[GIVEN REQUEST] Retype every line of the material below, keeping each one unchanged.

(Data listing)
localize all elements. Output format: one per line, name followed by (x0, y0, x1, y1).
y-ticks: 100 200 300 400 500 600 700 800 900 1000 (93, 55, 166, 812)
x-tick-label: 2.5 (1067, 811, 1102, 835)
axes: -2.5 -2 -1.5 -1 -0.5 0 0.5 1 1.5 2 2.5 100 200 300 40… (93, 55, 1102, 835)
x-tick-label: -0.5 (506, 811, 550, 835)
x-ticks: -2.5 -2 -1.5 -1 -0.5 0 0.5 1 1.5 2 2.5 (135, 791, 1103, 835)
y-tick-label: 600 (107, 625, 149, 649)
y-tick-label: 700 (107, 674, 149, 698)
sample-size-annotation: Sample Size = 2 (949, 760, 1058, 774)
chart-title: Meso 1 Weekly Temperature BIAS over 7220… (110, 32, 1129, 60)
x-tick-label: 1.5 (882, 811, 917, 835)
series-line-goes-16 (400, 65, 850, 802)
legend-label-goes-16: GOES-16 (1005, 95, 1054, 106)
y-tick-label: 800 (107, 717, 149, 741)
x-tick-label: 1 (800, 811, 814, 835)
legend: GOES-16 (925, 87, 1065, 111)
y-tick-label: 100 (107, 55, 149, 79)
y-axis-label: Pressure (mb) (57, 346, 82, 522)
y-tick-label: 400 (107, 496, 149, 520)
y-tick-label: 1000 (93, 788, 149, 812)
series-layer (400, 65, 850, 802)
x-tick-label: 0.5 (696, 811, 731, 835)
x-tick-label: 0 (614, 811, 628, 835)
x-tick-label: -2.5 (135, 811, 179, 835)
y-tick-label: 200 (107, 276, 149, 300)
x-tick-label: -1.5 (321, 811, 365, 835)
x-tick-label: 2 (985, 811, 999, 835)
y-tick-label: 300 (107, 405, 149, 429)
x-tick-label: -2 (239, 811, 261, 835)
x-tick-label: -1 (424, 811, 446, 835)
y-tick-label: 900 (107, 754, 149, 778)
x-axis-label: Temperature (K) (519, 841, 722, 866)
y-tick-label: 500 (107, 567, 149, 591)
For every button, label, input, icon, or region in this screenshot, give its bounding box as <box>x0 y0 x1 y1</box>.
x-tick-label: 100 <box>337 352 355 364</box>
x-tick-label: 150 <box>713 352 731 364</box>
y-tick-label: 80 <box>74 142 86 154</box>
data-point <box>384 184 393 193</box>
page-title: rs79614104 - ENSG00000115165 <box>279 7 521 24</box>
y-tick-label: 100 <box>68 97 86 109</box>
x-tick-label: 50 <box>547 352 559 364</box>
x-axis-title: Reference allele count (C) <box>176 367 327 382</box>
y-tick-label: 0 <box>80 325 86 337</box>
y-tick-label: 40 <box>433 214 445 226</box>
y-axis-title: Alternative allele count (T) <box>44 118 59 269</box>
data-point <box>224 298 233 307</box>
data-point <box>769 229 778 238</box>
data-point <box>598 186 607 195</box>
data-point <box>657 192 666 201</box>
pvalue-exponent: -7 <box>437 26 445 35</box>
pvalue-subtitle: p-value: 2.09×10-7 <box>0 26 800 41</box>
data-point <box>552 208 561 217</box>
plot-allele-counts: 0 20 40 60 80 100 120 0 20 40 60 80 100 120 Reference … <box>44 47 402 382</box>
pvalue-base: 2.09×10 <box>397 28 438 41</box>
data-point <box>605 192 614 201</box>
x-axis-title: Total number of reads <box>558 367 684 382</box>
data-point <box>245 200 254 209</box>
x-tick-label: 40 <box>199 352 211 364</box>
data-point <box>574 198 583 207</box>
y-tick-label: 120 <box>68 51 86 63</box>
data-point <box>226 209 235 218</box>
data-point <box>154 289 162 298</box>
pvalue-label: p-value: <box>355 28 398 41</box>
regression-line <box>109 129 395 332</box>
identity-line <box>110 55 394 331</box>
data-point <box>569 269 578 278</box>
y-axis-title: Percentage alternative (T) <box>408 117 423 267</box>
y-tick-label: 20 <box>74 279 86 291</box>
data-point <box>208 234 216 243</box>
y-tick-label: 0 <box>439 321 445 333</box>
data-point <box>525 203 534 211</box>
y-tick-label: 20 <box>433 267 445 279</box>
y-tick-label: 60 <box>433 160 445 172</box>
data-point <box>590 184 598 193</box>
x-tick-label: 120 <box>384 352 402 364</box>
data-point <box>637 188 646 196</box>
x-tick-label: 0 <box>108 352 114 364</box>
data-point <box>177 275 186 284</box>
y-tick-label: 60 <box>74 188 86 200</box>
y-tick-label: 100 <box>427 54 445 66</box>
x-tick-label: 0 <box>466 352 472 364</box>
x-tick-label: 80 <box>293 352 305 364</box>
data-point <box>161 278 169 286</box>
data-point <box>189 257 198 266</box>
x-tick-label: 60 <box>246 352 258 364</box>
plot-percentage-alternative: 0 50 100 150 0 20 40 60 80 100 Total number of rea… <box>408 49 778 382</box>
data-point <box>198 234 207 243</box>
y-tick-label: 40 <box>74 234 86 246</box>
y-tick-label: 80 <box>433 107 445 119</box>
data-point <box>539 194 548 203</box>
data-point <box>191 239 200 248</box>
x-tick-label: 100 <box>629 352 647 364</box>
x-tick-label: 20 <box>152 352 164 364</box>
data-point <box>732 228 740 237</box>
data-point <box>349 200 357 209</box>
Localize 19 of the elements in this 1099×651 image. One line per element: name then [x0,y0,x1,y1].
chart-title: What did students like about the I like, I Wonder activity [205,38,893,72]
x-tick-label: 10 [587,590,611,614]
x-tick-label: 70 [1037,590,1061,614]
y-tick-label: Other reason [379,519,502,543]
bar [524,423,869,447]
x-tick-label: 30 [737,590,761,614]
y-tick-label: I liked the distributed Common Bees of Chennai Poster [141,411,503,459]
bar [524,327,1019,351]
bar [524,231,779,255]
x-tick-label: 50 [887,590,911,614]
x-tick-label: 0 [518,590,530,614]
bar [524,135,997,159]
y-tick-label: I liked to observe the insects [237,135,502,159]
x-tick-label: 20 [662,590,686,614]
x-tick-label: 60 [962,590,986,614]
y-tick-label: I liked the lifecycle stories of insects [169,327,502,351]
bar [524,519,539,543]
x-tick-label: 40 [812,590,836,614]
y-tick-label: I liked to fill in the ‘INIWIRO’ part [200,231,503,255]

[IN RESPONSE]
localize all elements. Output format: one per line, name followed by (x0, y0, x1, y1).
y-ticks: 100 200 300 400 500 600 700 800 900 1000 (93, 55, 166, 812)
x-tick-label: 2.5 (1067, 811, 1102, 835)
axes: -2.5 -2 -1.5 -1 -0.5 0 0.5 1 1.5 2 2.5 100 200 300 40… (93, 55, 1102, 835)
x-tick-label: -0.5 (506, 811, 550, 835)
x-ticks: -2.5 -2 -1.5 -1 -0.5 0 0.5 1 1.5 2 2.5 (135, 791, 1103, 835)
y-tick-label: 600 (107, 625, 149, 649)
y-tick-label: 700 (107, 674, 149, 698)
sample-size-annotation: Sample Size = 2 (949, 760, 1058, 774)
chart-title: Meso 1 Weekly Temperature BIAS over 7220… (110, 32, 1129, 60)
x-tick-label: 1.5 (882, 811, 917, 835)
series-line-goes-16 (400, 65, 850, 802)
legend-label-goes-16: GOES-16 (1005, 95, 1054, 106)
y-tick-label: 800 (107, 717, 149, 741)
x-tick-label: 1 (800, 811, 814, 835)
legend: GOES-16 (925, 87, 1065, 111)
y-tick-label: 100 (107, 55, 149, 79)
y-axis-label: Pressure (mb) (57, 346, 82, 522)
y-tick-label: 400 (107, 496, 149, 520)
y-tick-label: 1000 (93, 788, 149, 812)
series-layer (400, 65, 850, 802)
x-tick-label: 0.5 (696, 811, 731, 835)
x-tick-label: 0 (614, 811, 628, 835)
x-tick-label: -2.5 (135, 811, 179, 835)
y-tick-label: 200 (107, 276, 149, 300)
x-tick-label: -1.5 (321, 811, 365, 835)
x-tick-label: 2 (985, 811, 999, 835)
y-tick-label: 300 (107, 405, 149, 429)
x-tick-label: -2 (239, 811, 261, 835)
x-tick-label: -1 (424, 811, 446, 835)
y-tick-label: 900 (107, 754, 149, 778)
x-axis-label: Temperature (K) (519, 841, 722, 866)
y-tick-label: 500 (107, 567, 149, 591)
For every button, label, input, icon, or region in this screenshot, give its bounding box as <box>x0 y0 x1 y1</box>.
x-tick-label: 100 <box>337 352 355 364</box>
x-tick-label: 150 <box>713 352 731 364</box>
y-tick-label: 80 <box>74 142 86 154</box>
data-point <box>384 184 393 193</box>
page-title: rs79614104 - ENSG00000115165 <box>279 7 521 24</box>
y-tick-label: 100 <box>68 97 86 109</box>
x-tick-label: 50 <box>547 352 559 364</box>
x-axis-title: Reference allele count (C) <box>176 367 327 382</box>
y-tick-label: 0 <box>80 325 86 337</box>
y-tick-label: 40 <box>433 214 445 226</box>
y-axis-title: Alternative allele count (T) <box>44 118 59 269</box>
data-point <box>224 298 233 307</box>
data-point <box>769 229 778 238</box>
data-point <box>598 186 607 195</box>
data-point <box>657 192 666 201</box>
pvalue-exponent: -7 <box>437 26 445 35</box>
pvalue-subtitle: p-value: 2.09×10-7 <box>0 26 800 41</box>
data-point <box>552 208 561 217</box>
plot-allele-counts: 0 20 40 60 80 100 120 0 20 40 60 80 100 120 Reference … <box>44 47 402 382</box>
pvalue-base: 2.09×10 <box>397 28 438 41</box>
data-point <box>605 192 614 201</box>
x-axis-title: Total number of reads <box>558 367 684 382</box>
data-point <box>245 200 254 209</box>
x-tick-label: 40 <box>199 352 211 364</box>
data-point <box>574 198 583 207</box>
y-tick-label: 120 <box>68 51 86 63</box>
data-point <box>226 209 235 218</box>
data-point <box>154 289 162 298</box>
pvalue-label: p-value: <box>355 28 398 41</box>
regression-line <box>109 129 395 332</box>
identity-line <box>110 55 394 331</box>
data-point <box>569 269 578 278</box>
y-axis-title: Percentage alternative (T) <box>408 117 423 267</box>
y-tick-label: 20 <box>74 279 86 291</box>
data-point <box>208 234 216 243</box>
y-tick-label: 0 <box>439 321 445 333</box>
data-point <box>525 203 534 211</box>
y-tick-label: 20 <box>433 267 445 279</box>
y-tick-label: 60 <box>433 160 445 172</box>
data-point <box>590 184 598 193</box>
x-tick-label: 120 <box>384 352 402 364</box>
data-point <box>637 188 646 196</box>
x-tick-label: 0 <box>108 352 114 364</box>
data-point <box>177 275 186 284</box>
y-tick-label: 60 <box>74 188 86 200</box>
y-tick-label: 100 <box>427 54 445 66</box>
x-tick-label: 0 <box>466 352 472 364</box>
x-tick-label: 80 <box>293 352 305 364</box>
data-point <box>161 278 169 286</box>
data-point <box>189 257 198 266</box>
x-tick-label: 60 <box>246 352 258 364</box>
plot-percentage-alternative: 0 50 100 150 0 20 40 60 80 100 Total number of rea… <box>408 49 778 382</box>
data-point <box>198 234 207 243</box>
y-tick-label: 40 <box>74 234 86 246</box>
y-tick-label: 80 <box>433 107 445 119</box>
data-point <box>539 194 548 203</box>
data-point <box>191 239 200 248</box>
x-tick-label: 100 <box>629 352 647 364</box>
x-tick-label: 20 <box>152 352 164 364</box>
data-point <box>732 228 740 237</box>
data-point <box>349 200 357 209</box>
Localize 19 of the elements in this 1099×651 image. One line per element: name then [x0,y0,x1,y1].
chart-title: What did students like about the I like, I Wonder activity [205,38,893,72]
x-tick-label: 10 [587,590,611,614]
x-tick-label: 70 [1037,590,1061,614]
y-tick-label: Other reason [379,519,502,543]
bar [524,423,869,447]
x-tick-label: 30 [737,590,761,614]
y-tick-label: I liked the distributed Common Bees of Chennai Poster [141,411,503,459]
bar [524,327,1019,351]
bar [524,231,779,255]
x-tick-label: 50 [887,590,911,614]
x-tick-label: 0 [518,590,530,614]
bar [524,135,997,159]
y-tick-label: I liked to observe the insects [237,135,502,159]
x-tick-label: 20 [662,590,686,614]
x-tick-label: 60 [962,590,986,614]
y-tick-label: I liked the lifecycle stories of insects [169,327,502,351]
bar [524,519,539,543]
x-tick-label: 40 [812,590,836,614]
y-tick-label: I liked to fill in the ‘INIWIRO’ part [200,231,503,255]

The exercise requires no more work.